What the task requires
Copy word for word the entries from the start through the line containing "image-caption: Contoh Notulen", inclusive.

Input records
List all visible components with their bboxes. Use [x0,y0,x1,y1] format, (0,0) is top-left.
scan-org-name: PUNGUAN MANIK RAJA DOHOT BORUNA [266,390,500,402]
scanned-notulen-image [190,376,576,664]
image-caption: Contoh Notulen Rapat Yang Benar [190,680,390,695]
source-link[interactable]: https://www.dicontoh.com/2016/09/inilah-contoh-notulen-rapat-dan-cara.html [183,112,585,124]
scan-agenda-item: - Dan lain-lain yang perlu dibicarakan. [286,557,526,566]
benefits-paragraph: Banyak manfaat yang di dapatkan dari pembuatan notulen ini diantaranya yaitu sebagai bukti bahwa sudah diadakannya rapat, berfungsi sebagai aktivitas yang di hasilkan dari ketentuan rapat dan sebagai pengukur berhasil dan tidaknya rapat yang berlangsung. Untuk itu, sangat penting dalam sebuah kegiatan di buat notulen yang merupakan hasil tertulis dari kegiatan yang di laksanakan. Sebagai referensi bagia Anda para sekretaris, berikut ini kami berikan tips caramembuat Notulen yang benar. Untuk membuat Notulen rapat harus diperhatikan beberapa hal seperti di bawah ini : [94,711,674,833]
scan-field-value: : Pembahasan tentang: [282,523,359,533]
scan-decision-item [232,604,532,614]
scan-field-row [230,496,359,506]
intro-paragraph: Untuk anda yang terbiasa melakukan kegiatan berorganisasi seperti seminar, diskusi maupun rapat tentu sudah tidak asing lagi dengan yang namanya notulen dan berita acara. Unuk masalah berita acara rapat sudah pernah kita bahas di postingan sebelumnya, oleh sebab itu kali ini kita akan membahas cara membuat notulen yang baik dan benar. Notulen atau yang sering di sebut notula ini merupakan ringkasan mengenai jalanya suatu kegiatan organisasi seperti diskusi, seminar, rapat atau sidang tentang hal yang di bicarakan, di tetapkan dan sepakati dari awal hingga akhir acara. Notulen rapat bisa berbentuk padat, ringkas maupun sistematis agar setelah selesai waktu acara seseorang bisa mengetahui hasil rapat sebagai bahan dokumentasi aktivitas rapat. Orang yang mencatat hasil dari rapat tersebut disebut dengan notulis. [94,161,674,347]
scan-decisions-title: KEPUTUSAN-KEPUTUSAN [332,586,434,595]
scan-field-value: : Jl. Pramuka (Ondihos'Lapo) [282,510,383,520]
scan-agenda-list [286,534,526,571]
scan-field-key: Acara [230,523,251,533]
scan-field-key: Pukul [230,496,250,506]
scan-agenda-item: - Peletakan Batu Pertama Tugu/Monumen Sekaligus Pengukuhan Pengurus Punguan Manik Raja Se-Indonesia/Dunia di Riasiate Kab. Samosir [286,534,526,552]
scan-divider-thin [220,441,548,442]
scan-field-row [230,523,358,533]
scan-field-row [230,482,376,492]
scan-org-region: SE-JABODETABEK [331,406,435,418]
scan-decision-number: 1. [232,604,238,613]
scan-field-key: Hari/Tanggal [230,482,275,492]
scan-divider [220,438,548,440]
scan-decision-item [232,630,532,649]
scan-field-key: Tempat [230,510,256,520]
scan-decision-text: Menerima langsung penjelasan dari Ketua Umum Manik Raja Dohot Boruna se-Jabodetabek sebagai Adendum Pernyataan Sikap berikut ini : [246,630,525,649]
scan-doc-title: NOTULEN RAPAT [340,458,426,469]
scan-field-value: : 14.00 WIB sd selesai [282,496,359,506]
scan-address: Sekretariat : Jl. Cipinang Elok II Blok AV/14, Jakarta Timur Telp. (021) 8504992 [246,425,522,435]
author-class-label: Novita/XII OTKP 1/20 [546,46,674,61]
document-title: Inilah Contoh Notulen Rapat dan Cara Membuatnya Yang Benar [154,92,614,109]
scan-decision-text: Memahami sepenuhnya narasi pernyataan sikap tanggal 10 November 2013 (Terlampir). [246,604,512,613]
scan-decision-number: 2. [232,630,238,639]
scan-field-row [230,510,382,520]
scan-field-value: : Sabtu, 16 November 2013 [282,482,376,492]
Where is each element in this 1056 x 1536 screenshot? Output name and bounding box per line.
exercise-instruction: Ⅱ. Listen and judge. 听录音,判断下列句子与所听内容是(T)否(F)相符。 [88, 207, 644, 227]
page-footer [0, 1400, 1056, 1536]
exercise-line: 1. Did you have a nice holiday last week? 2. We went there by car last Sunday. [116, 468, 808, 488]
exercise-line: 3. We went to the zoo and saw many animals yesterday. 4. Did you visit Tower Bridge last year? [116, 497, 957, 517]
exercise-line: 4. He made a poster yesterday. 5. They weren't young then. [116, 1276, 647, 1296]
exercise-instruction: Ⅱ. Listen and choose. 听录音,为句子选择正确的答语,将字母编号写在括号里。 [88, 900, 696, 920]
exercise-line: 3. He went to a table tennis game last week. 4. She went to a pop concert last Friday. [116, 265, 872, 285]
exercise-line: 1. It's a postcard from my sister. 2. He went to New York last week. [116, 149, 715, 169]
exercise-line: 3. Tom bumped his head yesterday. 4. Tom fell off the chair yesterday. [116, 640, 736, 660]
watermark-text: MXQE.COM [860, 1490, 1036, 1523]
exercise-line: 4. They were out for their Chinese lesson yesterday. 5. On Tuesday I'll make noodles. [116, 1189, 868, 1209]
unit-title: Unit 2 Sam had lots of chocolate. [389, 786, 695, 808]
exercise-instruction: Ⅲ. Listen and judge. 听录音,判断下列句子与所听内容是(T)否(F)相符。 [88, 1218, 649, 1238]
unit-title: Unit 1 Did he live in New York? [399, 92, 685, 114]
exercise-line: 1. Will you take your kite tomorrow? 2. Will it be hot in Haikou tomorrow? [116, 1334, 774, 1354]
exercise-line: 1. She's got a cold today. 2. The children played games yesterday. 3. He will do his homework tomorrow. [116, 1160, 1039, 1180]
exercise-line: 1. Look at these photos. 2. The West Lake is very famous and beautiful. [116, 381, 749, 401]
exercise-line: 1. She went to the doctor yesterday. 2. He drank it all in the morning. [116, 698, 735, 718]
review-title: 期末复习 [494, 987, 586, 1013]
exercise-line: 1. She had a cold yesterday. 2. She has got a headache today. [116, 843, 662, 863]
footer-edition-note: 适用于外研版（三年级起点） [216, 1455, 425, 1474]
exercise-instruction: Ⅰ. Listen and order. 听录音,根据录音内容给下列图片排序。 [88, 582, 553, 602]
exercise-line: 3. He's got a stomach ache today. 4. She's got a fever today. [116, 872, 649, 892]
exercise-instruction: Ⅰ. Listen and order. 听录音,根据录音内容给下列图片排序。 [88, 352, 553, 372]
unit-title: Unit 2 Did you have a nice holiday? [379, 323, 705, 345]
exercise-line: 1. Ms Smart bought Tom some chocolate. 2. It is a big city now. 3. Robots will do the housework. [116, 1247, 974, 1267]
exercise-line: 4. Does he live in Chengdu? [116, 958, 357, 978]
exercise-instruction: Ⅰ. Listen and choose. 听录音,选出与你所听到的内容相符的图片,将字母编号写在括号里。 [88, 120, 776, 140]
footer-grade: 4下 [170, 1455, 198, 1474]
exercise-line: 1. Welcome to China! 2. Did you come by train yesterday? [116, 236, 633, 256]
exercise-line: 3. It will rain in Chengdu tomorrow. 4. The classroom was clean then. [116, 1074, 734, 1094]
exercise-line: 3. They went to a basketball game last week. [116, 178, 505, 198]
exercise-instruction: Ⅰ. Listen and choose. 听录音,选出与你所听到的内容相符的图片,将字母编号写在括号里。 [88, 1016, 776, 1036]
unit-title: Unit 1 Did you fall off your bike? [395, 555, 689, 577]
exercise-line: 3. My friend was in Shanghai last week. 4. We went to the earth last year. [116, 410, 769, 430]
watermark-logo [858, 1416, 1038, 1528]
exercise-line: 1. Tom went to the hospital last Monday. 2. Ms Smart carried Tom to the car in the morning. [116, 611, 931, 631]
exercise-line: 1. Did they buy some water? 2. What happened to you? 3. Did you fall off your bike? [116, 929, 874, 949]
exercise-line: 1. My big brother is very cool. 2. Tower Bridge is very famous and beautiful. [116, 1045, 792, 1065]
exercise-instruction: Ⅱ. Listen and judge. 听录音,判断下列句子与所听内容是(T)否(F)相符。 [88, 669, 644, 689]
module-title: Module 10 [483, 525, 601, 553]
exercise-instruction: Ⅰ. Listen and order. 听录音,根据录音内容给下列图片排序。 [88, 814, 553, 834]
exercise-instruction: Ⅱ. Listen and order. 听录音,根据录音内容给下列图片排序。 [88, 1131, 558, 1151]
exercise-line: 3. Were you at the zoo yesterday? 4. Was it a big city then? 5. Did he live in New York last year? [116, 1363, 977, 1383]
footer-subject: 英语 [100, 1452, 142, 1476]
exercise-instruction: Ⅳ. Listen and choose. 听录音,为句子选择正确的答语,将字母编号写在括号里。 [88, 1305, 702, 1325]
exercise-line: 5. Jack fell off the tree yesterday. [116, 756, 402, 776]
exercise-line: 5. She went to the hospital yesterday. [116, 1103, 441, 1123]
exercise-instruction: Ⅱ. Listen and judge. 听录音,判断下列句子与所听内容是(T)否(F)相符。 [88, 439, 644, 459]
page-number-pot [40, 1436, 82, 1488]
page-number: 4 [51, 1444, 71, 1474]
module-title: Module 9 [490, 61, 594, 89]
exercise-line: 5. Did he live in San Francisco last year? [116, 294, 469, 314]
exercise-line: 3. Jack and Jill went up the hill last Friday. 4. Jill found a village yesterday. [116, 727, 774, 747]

Written answer
List all visible components with their bboxes. Use [x0,y0,x1,y1] format, (0,0) is top-left.
scan-org-name: PUNGUAN MANIK RAJA DOHOT BORUNA [266,390,500,402]
scanned-notulen-image [190,376,576,664]
image-caption: Contoh Notulen Rapat Yang Benar [190,680,390,695]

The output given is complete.